■ WHAT IS BEING ASKED:
Only a number is wanted: how many lines of the entries include the string "JSON"?

■ Extracts from a graphics dataset:
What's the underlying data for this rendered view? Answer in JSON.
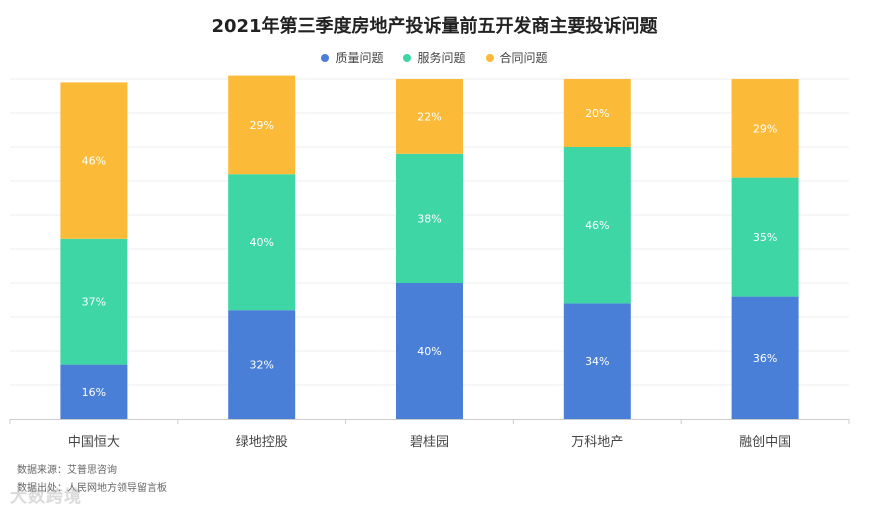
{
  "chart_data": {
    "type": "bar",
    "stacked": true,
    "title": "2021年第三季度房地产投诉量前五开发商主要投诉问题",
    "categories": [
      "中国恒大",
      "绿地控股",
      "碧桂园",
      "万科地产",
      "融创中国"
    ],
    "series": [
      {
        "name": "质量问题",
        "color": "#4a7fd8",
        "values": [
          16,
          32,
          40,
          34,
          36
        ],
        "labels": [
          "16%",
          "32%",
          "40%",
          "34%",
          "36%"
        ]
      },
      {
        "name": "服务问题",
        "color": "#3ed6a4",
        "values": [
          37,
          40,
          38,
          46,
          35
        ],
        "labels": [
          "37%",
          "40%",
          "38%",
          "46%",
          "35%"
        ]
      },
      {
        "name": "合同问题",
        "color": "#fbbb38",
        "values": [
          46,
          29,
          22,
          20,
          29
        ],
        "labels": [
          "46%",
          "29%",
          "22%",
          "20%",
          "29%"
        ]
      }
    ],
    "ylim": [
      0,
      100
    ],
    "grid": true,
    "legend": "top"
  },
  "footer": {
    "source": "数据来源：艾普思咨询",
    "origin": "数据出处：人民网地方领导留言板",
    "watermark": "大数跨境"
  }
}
--
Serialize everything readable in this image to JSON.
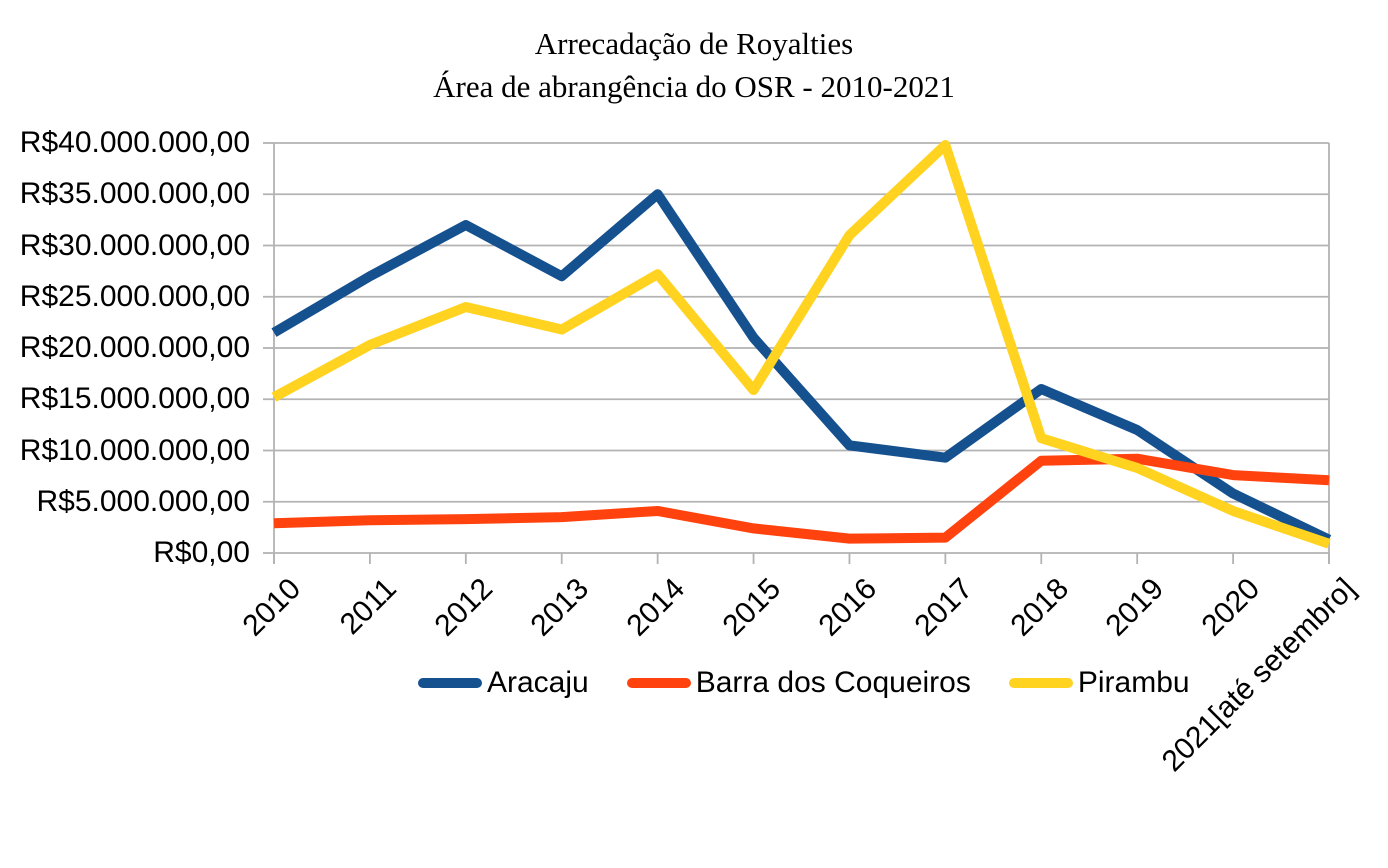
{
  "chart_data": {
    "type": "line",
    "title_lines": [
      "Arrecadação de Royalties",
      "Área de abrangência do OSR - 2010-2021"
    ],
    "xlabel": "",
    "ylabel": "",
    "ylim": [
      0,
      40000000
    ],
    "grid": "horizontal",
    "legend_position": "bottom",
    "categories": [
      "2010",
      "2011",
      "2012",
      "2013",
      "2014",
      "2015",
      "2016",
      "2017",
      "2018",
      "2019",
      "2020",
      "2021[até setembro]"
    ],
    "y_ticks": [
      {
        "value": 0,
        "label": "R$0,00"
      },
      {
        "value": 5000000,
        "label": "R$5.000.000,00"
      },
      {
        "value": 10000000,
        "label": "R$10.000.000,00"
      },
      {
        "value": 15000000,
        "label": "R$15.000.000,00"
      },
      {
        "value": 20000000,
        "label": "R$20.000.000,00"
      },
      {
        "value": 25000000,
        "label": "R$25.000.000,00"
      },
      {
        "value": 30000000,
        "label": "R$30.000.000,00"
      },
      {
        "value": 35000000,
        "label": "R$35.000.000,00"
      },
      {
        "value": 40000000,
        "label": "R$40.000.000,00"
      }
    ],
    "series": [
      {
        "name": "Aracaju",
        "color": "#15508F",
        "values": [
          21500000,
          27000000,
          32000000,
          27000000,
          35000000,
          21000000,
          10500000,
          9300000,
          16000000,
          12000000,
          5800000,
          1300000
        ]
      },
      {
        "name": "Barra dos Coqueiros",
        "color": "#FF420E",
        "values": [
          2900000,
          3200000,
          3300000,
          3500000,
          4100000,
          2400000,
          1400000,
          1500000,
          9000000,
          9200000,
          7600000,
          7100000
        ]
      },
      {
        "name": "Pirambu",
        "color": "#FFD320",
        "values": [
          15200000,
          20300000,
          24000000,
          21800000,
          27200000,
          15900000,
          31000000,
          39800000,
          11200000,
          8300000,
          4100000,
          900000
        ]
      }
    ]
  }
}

■ COMPLETE ANSWER:
2